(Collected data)
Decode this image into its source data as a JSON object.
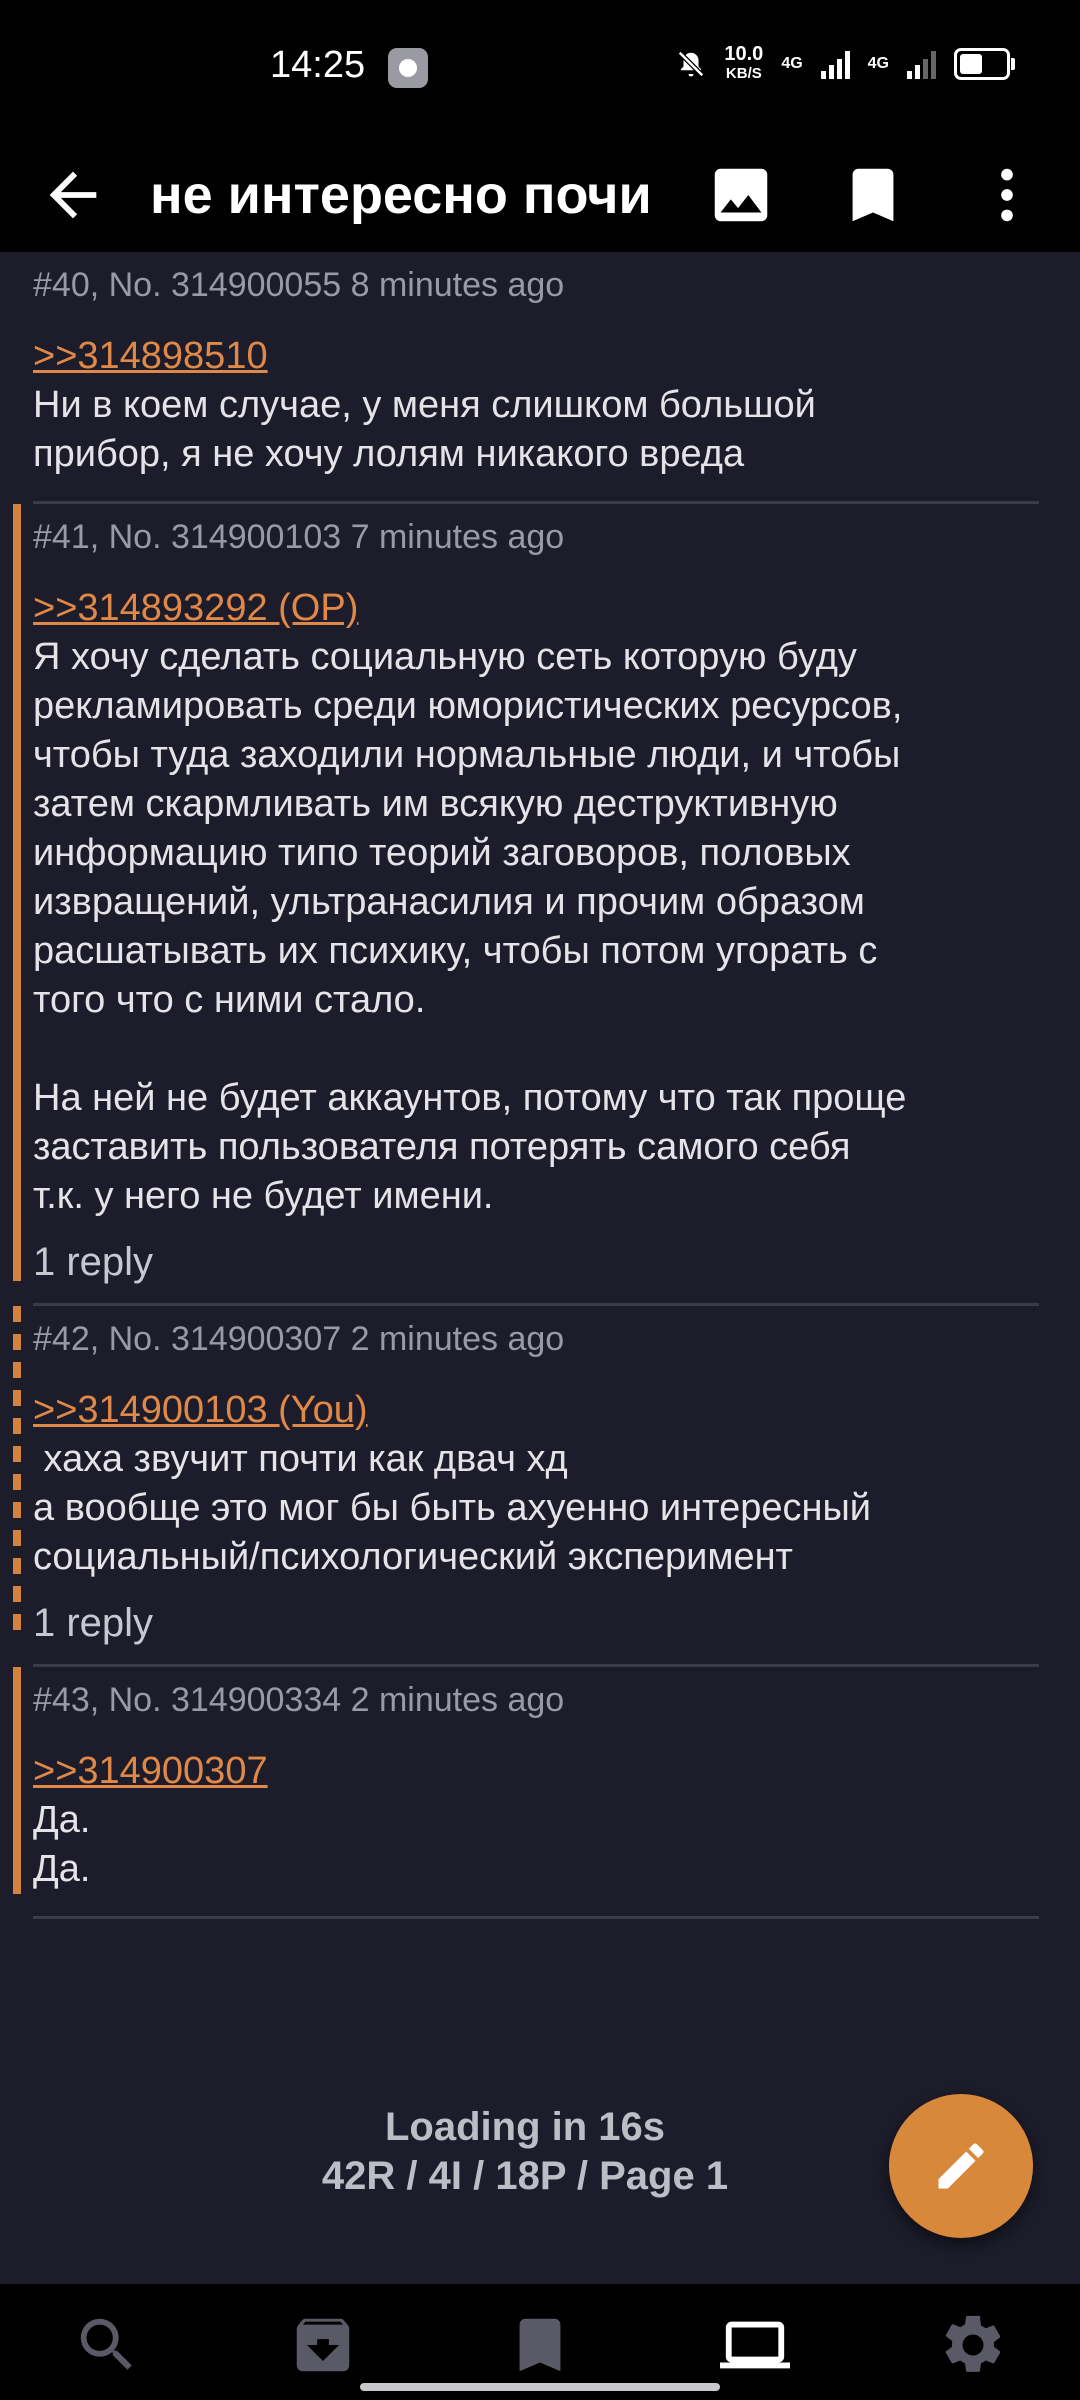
{
  "status_bar": {
    "time": "14:25",
    "speed_value": "10.0",
    "speed_unit": "KB/S",
    "net1": "4G",
    "net2": "4G",
    "icons": [
      "settings-notification-icon",
      "mute-icon",
      "signal-icon",
      "battery-icon"
    ]
  },
  "toolbar": {
    "title": "не интересно почи",
    "icons": [
      "back-arrow-icon",
      "image-icon",
      "bookmark-icon",
      "more-vert-icon"
    ]
  },
  "posts": [
    {
      "header": "#40, No. 314900055 8 minutes ago",
      "quote": ">>314898510",
      "lines": [
        "Ни в коем случае, у меня слишком большой",
        "прибор, я не хочу лолям никакого вреда"
      ],
      "replies": ""
    },
    {
      "header": "#41, No. 314900103 7 minutes ago",
      "quote": ">>314893292 (OP)",
      "lines": [
        "Я хочу сделать социальную сеть которую буду",
        "рекламировать среди юмористических ресурсов,",
        "чтобы туда заходили нормальные люди, и чтобы",
        "затем скармливать им всякую деструктивную",
        "информацию типо теорий заговоров, половых",
        "извращений, ультранасилия и прочим образом",
        "расшатывать их психику, чтобы потом угорать с",
        "того что с ними стало.",
        "",
        "На ней не будет аккаунтов, потому что так проще",
        "заставить пользователя потерять самого себя",
        "т.к. у него не будет имени."
      ],
      "replies": "1 reply"
    },
    {
      "header": "#42, No. 314900307 2 minutes ago",
      "quote": ">>314900103 (You)",
      "lines": [
        " хаха звучит почти как двач хд",
        "а вообще это мог бы быть ахуенно интересный",
        "социальный/психологический эксперимент"
      ],
      "replies": "1 reply"
    },
    {
      "header": "#43, No. 314900334 2 minutes ago",
      "quote": ">>314900307",
      "lines": [
        "Да.",
        "Да."
      ],
      "replies": ""
    }
  ],
  "footer": {
    "loading": "Loading in 16s",
    "stats": "42R / 4I / 18P / Page 1"
  },
  "fab": {
    "icon": "pencil-icon"
  },
  "bottom_nav": [
    "search-icon",
    "archive-icon",
    "bookmark-icon",
    "laptop-icon",
    "settings-icon"
  ],
  "colors": {
    "background": "#1c1c2a",
    "accent": "#d8883a",
    "quote_link": "#e08848",
    "bars": "#000000"
  }
}
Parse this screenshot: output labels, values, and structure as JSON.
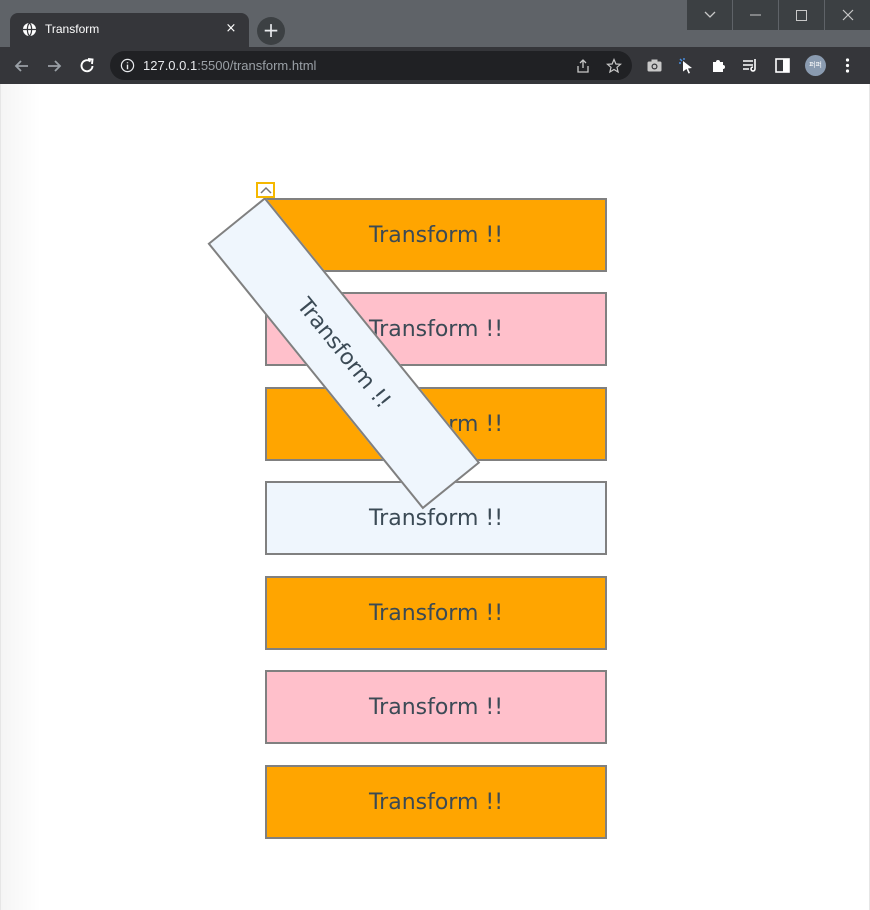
{
  "browser": {
    "tab_title": "Transform",
    "tab_close_label": "×",
    "new_tab_label": "+",
    "url_host": "127.0.0.1",
    "url_rest": ":5500/transform.html",
    "profile_initials": "퍼퍼"
  },
  "colors": {
    "orange": "#ffa500",
    "pink": "#ffc0cb",
    "aliceblue": "#eff6fd"
  },
  "page": {
    "rotated_box": {
      "label": "Transform !!",
      "color": "#eff6fd",
      "rotation_deg": 51
    },
    "boxes": [
      {
        "label": "Transform !!",
        "color": "#ffa500"
      },
      {
        "label": "Transform !!",
        "color": "#ffc0cb"
      },
      {
        "label": "Transform !!",
        "color": "#ffa500"
      },
      {
        "label": "Transform !!",
        "color": "#eff6fd"
      },
      {
        "label": "Transform !!",
        "color": "#ffa500"
      },
      {
        "label": "Transform !!",
        "color": "#ffc0cb"
      },
      {
        "label": "Transform !!",
        "color": "#ffa500"
      }
    ]
  }
}
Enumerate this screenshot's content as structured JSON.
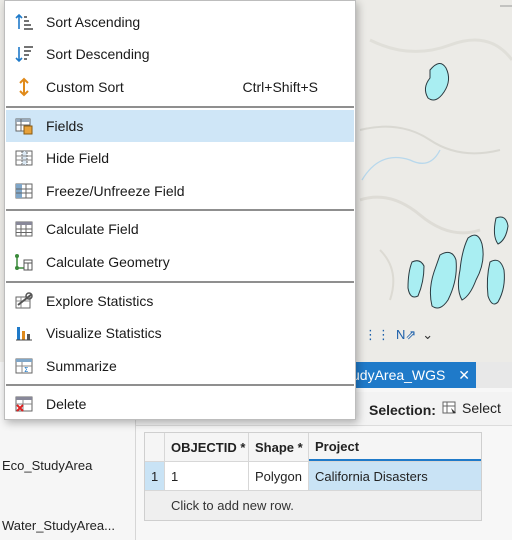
{
  "menu": {
    "items": [
      {
        "label": "Sort Ascending",
        "icon": "sort-ascending-icon"
      },
      {
        "label": "Sort Descending",
        "icon": "sort-descending-icon"
      },
      {
        "label": "Custom Sort",
        "shortcut": "Ctrl+Shift+S",
        "icon": "custom-sort-icon"
      },
      {
        "label": "Fields",
        "icon": "fields-icon",
        "highlighted": true
      },
      {
        "label": "Hide Field",
        "icon": "hide-field-icon"
      },
      {
        "label": "Freeze/Unfreeze Field",
        "icon": "freeze-field-icon"
      },
      {
        "label": "Calculate Field",
        "icon": "calculate-field-icon"
      },
      {
        "label": "Calculate Geometry",
        "icon": "calculate-geometry-icon"
      },
      {
        "label": "Explore Statistics",
        "icon": "explore-statistics-icon"
      },
      {
        "label": "Visualize Statistics",
        "icon": "visualize-statistics-icon"
      },
      {
        "label": "Summarize",
        "icon": "summarize-icon"
      },
      {
        "label": "Delete",
        "icon": "delete-icon"
      }
    ]
  },
  "contents": {
    "layers": [
      "Eco_StudyArea",
      "Water_StudyArea..."
    ]
  },
  "table": {
    "tab_label": "udyArea_WGS",
    "selection_label": "Selection:",
    "select_button": "Select",
    "columns": [
      "OBJECTID *",
      "Shape *",
      "Project"
    ],
    "rows": [
      {
        "rownum": "1",
        "objectid": "1",
        "shape": "Polygon",
        "project": "California Disasters"
      }
    ],
    "add_row": "Click to add new row."
  },
  "colors": {
    "accent": "#1f7ac9",
    "highlight": "#cfe6f7",
    "water": "#a9eef2"
  }
}
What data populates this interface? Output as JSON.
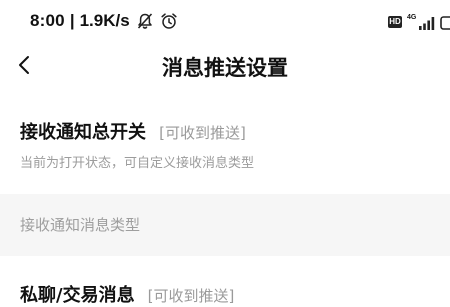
{
  "status_bar": {
    "time": "8:00",
    "separator": "|",
    "net_speed": "1.9K/s",
    "icons": [
      "notifications-off-icon",
      "alarm-icon"
    ],
    "right_icons": [
      "hd-icon",
      "signal-icon",
      "battery-icon"
    ],
    "hd_label": "HD",
    "network_type": "4G"
  },
  "nav": {
    "back_icon": "chevron-left-icon",
    "title": "消息推送设置"
  },
  "settings": {
    "master": {
      "title": "接收通知总开关",
      "status": "[可收到推送]",
      "description": "当前为打开状态，可自定义接收消息类型"
    },
    "section_label": "接收通知消息类型",
    "private_chat": {
      "title": "私聊/交易消息",
      "status": "[可收到推送]"
    }
  }
}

What you need to do: Pictures excluded, quote all the data above exactly.

Problem solution:
Decode this image into its source data as a JSON object.
{
  "status_bar": {
    "time": "14:25",
    "speed_value": "10.0",
    "speed_unit": "KB/S",
    "net1": "4G",
    "net2": "4G",
    "icons": [
      "settings-notification-icon",
      "mute-icon",
      "signal-icon",
      "battery-icon"
    ]
  },
  "toolbar": {
    "title": "не интересно почи",
    "icons": [
      "back-arrow-icon",
      "image-icon",
      "bookmark-icon",
      "more-vert-icon"
    ]
  },
  "posts": [
    {
      "header": "#40, No. 314900055 8 minutes ago",
      "quote": ">>314898510",
      "lines": [
        "Ни в коем случае, у меня слишком большой",
        "прибор, я не хочу лолям никакого вреда"
      ],
      "replies": ""
    },
    {
      "header": "#41, No. 314900103 7 minutes ago",
      "quote": ">>314893292 (OP)",
      "lines": [
        "Я хочу сделать социальную сеть которую буду",
        "рекламировать среди юмористических ресурсов,",
        "чтобы туда заходили нормальные люди, и чтобы",
        "затем скармливать им всякую деструктивную",
        "информацию типо теорий заговоров, половых",
        "извращений, ультранасилия и прочим образом",
        "расшатывать их психику, чтобы потом угорать с",
        "того что с ними стало.",
        "",
        "На ней не будет аккаунтов, потому что так проще",
        "заставить пользователя потерять самого себя",
        "т.к. у него не будет имени."
      ],
      "replies": "1 reply"
    },
    {
      "header": "#42, No. 314900307 2 minutes ago",
      "quote": ">>314900103 (You)",
      "lines": [
        " хаха звучит почти как двач хд",
        "а вообще это мог бы быть ахуенно интересный",
        "социальный/психологический эксперимент"
      ],
      "replies": "1 reply"
    },
    {
      "header": "#43, No. 314900334 2 minutes ago",
      "quote": ">>314900307",
      "lines": [
        "Да.",
        "Да."
      ],
      "replies": ""
    }
  ],
  "footer": {
    "loading": "Loading in 16s",
    "stats": "42R / 4I / 18P / Page 1"
  },
  "fab": {
    "icon": "pencil-icon"
  },
  "bottom_nav": [
    "search-icon",
    "archive-icon",
    "bookmark-icon",
    "laptop-icon",
    "settings-icon"
  ],
  "colors": {
    "background": "#1c1c2a",
    "accent": "#d8883a",
    "quote_link": "#e08848",
    "bars": "#000000"
  }
}
Parse this screenshot: output labels, values, and structure as JSON.
{
  "browser": {
    "tab_title": "Transform",
    "tab_close_label": "×",
    "new_tab_label": "+",
    "url_host": "127.0.0.1",
    "url_rest": ":5500/transform.html",
    "profile_initials": "퍼퍼"
  },
  "colors": {
    "orange": "#ffa500",
    "pink": "#ffc0cb",
    "aliceblue": "#eff6fd"
  },
  "page": {
    "rotated_box": {
      "label": "Transform !!",
      "color": "#eff6fd",
      "rotation_deg": 51
    },
    "boxes": [
      {
        "label": "Transform !!",
        "color": "#ffa500"
      },
      {
        "label": "Transform !!",
        "color": "#ffc0cb"
      },
      {
        "label": "Transform !!",
        "color": "#ffa500"
      },
      {
        "label": "Transform !!",
        "color": "#eff6fd"
      },
      {
        "label": "Transform !!",
        "color": "#ffa500"
      },
      {
        "label": "Transform !!",
        "color": "#ffc0cb"
      },
      {
        "label": "Transform !!",
        "color": "#ffa500"
      }
    ]
  }
}
Enumerate this screenshot's content as structured JSON.
{
  "menu": {
    "items": [
      {
        "label": "Sort Ascending",
        "icon": "sort-ascending-icon"
      },
      {
        "label": "Sort Descending",
        "icon": "sort-descending-icon"
      },
      {
        "label": "Custom Sort",
        "shortcut": "Ctrl+Shift+S",
        "icon": "custom-sort-icon"
      },
      {
        "label": "Fields",
        "icon": "fields-icon",
        "highlighted": true
      },
      {
        "label": "Hide Field",
        "icon": "hide-field-icon"
      },
      {
        "label": "Freeze/Unfreeze Field",
        "icon": "freeze-field-icon"
      },
      {
        "label": "Calculate Field",
        "icon": "calculate-field-icon"
      },
      {
        "label": "Calculate Geometry",
        "icon": "calculate-geometry-icon"
      },
      {
        "label": "Explore Statistics",
        "icon": "explore-statistics-icon"
      },
      {
        "label": "Visualize Statistics",
        "icon": "visualize-statistics-icon"
      },
      {
        "label": "Summarize",
        "icon": "summarize-icon"
      },
      {
        "label": "Delete",
        "icon": "delete-icon"
      }
    ]
  },
  "contents": {
    "layers": [
      "Eco_StudyArea",
      "Water_StudyArea..."
    ]
  },
  "table": {
    "tab_label": "udyArea_WGS",
    "selection_label": "Selection:",
    "select_button": "Select",
    "columns": [
      "OBJECTID *",
      "Shape *",
      "Project"
    ],
    "rows": [
      {
        "rownum": "1",
        "objectid": "1",
        "shape": "Polygon",
        "project": "California Disasters"
      }
    ],
    "add_row": "Click to add new row."
  },
  "colors": {
    "accent": "#1f7ac9",
    "highlight": "#cfe6f7",
    "water": "#a9eef2"
  }
}
What data populates this interface? Output as JSON.
{
  "status_bar": {
    "time": "8:00",
    "separator": "|",
    "net_speed": "1.9K/s",
    "icons": [
      "notifications-off-icon",
      "alarm-icon"
    ],
    "right_icons": [
      "hd-icon",
      "signal-icon",
      "battery-icon"
    ],
    "hd_label": "HD",
    "network_type": "4G"
  },
  "nav": {
    "back_icon": "chevron-left-icon",
    "title": "消息推送设置"
  },
  "settings": {
    "master": {
      "title": "接收通知总开关",
      "status": "[可收到推送]",
      "description": "当前为打开状态，可自定义接收消息类型"
    },
    "section_label": "接收通知消息类型",
    "private_chat": {
      "title": "私聊/交易消息",
      "status": "[可收到推送]"
    }
  }
}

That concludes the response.